**What you are asked to do:** Wherever the word "Professor" appears in a line, extract that line.

**Dataset rows:**
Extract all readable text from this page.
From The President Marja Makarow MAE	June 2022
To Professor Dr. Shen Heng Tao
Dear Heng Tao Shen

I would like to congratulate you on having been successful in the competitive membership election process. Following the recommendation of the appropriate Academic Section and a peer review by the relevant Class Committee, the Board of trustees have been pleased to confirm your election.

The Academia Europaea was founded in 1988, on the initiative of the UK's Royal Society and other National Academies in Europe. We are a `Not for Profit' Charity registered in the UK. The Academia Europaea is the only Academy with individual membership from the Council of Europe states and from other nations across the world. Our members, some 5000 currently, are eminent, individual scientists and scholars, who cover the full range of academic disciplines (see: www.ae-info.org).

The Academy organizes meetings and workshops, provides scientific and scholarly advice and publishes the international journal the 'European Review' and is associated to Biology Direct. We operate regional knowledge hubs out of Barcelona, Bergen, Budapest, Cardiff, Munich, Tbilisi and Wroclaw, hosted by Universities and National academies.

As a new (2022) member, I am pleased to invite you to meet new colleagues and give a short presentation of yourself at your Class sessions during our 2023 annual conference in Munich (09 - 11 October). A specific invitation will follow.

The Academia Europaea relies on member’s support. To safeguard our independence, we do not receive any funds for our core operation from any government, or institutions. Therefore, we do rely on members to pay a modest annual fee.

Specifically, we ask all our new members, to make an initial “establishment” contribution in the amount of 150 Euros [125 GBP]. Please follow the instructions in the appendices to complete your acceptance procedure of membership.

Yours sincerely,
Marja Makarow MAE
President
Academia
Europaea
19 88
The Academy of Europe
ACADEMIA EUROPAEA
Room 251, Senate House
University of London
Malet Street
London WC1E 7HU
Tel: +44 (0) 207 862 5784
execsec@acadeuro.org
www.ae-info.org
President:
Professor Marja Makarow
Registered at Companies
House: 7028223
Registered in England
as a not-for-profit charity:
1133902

**Expected answer:**
To Professor Dr. Shen Heng Tao
Professor Marja Makarow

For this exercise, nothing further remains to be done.